--- Begin Text shown ---
Summary of COW (Copy On Write) Related Issues in Upstream Linux

From: David Hildenbrand <david@redhat.com>
To: "linux-kernel@vger.kernel.org" <linux-kernel@vger.kernel.org>,
	"linux-mm@kvack.org" <linux-mm@kvack.org>
Subject: Summary of COW (Copy On Write) Related Issues in Upstream Linux
Date: Mon, 15 Nov 2021 16:45:18 +0100	[thread overview]
Message-ID: <3ae33b08-d9ef-f846-56fb-645e3b9b4c66@redhat.com> (raw)

Hi everybody,

as we (Red Hat) are preparing for the next RHEL major release, we are
still struggling with some of the COW-related issues that exist in
upstream-MM.

Unfortunately, many issues only show up over time, for example, once
enterprise distributions pick up the relevant changes and poke them with
a stick.

I summarized the basic situation back in January [0], and here is an
updated summary of what is known so far about the whole COW
situation, including issues discovered just recently and links to
reproducers -- I'm trying to keep it high-level again, but add details
where helpful.

I explicitly don't CC anyone on this mail. If you stumble over this mail
and think it might be interesting to someone else, feel free to forward.

As this is fairly involved stuff: if anything in this mail is wrong or
if I'm missing important details, please speak up -- thanks!

1. Observing Memory Modifications of Private Pages From A Child Process

Long story short: process-private memory might not be as private as you
think once you fork(): successive modifications of private memory
regions in the parent process can still be observed by the child
process, for example, by smart use of vmsplice()+munmap().

The core problem is that pinning pages readable in a child process, such
as done via the vmsplice system call, can result in a child process
observing memory modifications done in the parent process the child is
not supposed to observe. [1] contains an excellent summary and [2]
contains further details. This issue was assigned CVE-2020-29374 [9].

For this to trigger, it's required to use a fork() without subsequent
exec(), for example, as used under Android zygote. Without further
details about an application that forks less-privileged child processes,
one cannot really say what's actually affected and what's not -- see the
details section the end of this mail for a short sshd/openssh analysis.

While commit 17839856fd58 ("gup: document and work around "COW can break
either way" issue") fixed this issue and resulted in other problems
(e.g., ptrace on pmem), commit 09854ba94c6a ("mm: do_wp_page()
simplification") re-introduced part of the problem unfortunately.

The original reproducer can be modified quite easily to use THP [3] and
make the issue appear again on upstream kernels. I modified it to use
hugetlb [4] and it triggers as well. The problem is certainly less
severe with hugetlb than with THP; it merely highlights that we still
have plenty of open holes we should be closing/fixing.

Regarding vmsplice(), the only known workaround is to disallow the
vmsplice() system call ... or disable THP and hugetlb. But who knows
what else is affected (RDMA? O_DIRECT?) to achieve the same goal -- in
the end, it's a more generic issue.

2. Intra Process Memory Corruptions due to Wrong COW (FOLL_GET)
--- End Text shown ---
◆ **Directive**
From the COW issues summary, extract the passage starting at "Long story short: process-private" and ending at "use of vmsplice()+munmap().", copying it word for word. The data that follow have no connection to the COW issues summary.
--- Begin Data ---
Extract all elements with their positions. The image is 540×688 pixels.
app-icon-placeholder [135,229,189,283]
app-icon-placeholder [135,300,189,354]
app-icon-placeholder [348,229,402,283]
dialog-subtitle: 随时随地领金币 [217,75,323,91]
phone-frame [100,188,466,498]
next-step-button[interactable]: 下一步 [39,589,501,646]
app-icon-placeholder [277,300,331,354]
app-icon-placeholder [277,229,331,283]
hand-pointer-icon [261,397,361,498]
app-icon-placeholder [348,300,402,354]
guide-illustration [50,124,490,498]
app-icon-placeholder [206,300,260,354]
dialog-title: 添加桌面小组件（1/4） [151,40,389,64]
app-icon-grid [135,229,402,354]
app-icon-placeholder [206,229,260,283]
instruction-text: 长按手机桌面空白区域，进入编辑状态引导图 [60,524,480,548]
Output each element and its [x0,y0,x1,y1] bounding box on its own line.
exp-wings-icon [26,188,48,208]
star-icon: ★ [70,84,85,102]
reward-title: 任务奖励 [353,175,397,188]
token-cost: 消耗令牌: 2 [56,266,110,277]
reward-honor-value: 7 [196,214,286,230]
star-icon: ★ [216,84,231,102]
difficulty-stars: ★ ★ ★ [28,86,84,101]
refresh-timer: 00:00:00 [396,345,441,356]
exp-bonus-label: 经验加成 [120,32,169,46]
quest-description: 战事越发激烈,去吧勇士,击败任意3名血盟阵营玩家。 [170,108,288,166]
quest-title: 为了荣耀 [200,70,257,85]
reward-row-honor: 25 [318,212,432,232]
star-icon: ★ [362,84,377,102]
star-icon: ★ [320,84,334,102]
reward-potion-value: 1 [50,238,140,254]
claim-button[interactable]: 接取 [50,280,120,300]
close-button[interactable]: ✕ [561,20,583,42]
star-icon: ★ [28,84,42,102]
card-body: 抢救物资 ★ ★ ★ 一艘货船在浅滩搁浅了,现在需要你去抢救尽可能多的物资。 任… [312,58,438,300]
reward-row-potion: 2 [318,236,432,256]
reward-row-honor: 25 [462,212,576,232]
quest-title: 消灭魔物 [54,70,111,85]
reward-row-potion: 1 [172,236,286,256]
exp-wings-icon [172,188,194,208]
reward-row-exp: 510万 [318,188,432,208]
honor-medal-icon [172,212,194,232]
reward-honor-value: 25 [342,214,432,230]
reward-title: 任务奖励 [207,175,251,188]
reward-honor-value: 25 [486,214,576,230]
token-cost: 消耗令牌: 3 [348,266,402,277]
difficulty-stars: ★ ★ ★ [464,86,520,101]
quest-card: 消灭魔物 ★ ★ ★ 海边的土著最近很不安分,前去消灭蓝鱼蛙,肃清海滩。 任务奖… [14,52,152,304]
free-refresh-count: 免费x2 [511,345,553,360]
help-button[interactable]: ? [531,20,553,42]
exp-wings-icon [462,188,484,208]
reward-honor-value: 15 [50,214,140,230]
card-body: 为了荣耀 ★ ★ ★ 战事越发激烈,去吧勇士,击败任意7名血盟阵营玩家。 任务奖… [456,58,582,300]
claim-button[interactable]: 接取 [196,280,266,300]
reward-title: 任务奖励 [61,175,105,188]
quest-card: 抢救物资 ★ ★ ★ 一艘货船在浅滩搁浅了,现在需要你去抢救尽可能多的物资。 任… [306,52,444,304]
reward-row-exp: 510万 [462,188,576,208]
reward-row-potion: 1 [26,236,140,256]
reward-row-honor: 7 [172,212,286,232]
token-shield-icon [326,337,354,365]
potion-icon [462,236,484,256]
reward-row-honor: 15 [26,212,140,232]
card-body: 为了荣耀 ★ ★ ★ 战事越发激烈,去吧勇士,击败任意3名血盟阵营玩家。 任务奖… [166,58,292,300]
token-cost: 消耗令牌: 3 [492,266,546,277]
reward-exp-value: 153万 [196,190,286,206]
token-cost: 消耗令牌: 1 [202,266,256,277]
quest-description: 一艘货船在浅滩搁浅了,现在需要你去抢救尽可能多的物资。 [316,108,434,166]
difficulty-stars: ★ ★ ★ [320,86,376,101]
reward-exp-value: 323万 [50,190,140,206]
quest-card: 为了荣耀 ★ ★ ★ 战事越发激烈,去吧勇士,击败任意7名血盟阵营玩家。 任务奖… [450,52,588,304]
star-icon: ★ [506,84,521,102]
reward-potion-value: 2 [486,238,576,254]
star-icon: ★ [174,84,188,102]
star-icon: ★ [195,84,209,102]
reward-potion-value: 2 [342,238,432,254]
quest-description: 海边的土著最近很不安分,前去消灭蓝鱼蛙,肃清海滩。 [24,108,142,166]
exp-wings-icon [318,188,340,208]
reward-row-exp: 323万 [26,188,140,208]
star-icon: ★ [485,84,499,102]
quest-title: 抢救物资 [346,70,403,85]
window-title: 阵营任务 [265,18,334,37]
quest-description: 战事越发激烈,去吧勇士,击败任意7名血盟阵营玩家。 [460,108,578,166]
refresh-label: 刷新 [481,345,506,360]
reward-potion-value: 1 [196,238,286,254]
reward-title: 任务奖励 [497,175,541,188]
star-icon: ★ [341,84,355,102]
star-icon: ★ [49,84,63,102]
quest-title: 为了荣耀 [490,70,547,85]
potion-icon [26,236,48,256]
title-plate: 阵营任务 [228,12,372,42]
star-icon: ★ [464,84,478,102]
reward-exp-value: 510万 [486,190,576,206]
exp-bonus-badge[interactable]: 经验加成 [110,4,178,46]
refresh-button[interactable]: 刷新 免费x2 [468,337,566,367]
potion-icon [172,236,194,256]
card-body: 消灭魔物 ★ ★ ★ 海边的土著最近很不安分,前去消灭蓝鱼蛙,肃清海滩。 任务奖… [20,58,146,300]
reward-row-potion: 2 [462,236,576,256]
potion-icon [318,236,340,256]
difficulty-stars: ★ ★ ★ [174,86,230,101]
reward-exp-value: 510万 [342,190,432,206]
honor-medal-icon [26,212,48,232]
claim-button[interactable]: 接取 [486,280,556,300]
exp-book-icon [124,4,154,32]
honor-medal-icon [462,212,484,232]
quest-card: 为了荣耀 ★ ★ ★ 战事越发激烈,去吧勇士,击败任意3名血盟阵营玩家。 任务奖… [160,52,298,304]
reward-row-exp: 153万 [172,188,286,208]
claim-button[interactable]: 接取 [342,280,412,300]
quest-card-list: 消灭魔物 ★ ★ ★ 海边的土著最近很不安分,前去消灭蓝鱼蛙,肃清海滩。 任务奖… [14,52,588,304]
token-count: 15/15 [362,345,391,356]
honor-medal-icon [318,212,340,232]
--- End Data ---
◆ **Exercise solution**
Long story short: process-private memory might not be as private as you
think once you fork(): successive modifications of private memory
regions in the parent process can still be observed by the child
process, for example, by smart use of vmsplice()+munmap().